### Records for processing:
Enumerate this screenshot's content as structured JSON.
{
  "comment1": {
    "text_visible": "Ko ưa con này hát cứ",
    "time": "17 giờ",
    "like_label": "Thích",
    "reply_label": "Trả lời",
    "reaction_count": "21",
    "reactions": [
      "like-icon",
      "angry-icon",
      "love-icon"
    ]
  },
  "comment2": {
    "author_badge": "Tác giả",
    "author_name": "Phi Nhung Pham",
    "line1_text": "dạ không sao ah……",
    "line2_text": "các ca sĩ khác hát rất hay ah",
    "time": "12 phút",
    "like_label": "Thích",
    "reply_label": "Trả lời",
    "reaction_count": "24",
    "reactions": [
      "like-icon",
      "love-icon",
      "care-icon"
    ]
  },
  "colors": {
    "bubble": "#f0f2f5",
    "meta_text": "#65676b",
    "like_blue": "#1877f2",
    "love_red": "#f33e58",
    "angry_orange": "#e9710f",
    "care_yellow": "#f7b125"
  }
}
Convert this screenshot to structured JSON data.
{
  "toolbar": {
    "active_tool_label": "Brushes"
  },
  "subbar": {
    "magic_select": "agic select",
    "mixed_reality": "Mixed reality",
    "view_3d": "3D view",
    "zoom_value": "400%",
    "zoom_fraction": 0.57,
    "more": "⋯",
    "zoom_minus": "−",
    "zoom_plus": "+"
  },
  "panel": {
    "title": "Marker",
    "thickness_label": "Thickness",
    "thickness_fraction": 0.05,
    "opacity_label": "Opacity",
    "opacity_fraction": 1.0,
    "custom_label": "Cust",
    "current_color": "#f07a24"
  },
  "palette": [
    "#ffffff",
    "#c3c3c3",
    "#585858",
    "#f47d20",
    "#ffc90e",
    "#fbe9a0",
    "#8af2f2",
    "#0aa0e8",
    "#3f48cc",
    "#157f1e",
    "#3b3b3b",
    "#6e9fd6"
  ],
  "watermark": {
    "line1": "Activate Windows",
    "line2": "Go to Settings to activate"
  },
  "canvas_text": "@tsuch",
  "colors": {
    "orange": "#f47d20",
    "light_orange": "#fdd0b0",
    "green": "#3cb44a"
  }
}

### Written problem:
Set down, word for word, only the lines running from the line with "Convert this screenshot" to the last line of the listing above. Both of those lines belong in your answer.

### Response to the exercise:
Convert this screenshot to structured JSON data.
{
  "toolbar": {
    "active_tool_label": "Brushes"
  },
  "subbar": {
    "magic_select": "agic select",
    "mixed_reality": "Mixed reality",
    "view_3d": "3D view",
    "zoom_value": "400%",
    "zoom_fraction": 0.57,
    "more": "⋯",
    "zoom_minus": "−",
    "zoom_plus": "+"
  },
  "panel": {
    "title": "Marker",
    "thickness_label": "Thickness",
    "thickness_fraction": 0.05,
    "opacity_label": "Opacity",
    "opacity_fraction": 1.0,
    "custom_label": "Cust",
    "current_color": "#f07a24"
  },
  "palette": [
    "#ffffff",
    "#c3c3c3",
    "#585858",
    "#f47d20",
    "#ffc90e",
    "#fbe9a0",
    "#8af2f2",
    "#0aa0e8",
    "#3f48cc",
    "#157f1e",
    "#3b3b3b",
    "#6e9fd6"
  ],
  "watermark": {
    "line1": "Activate Windows",
    "line2": "Go to Settings to activate"
  },
  "canvas_text": "@tsuch",
  "colors": {
    "orange": "#f47d20",
    "light_orange": "#fdd0b0",
    "green": "#3cb44a"
  }
}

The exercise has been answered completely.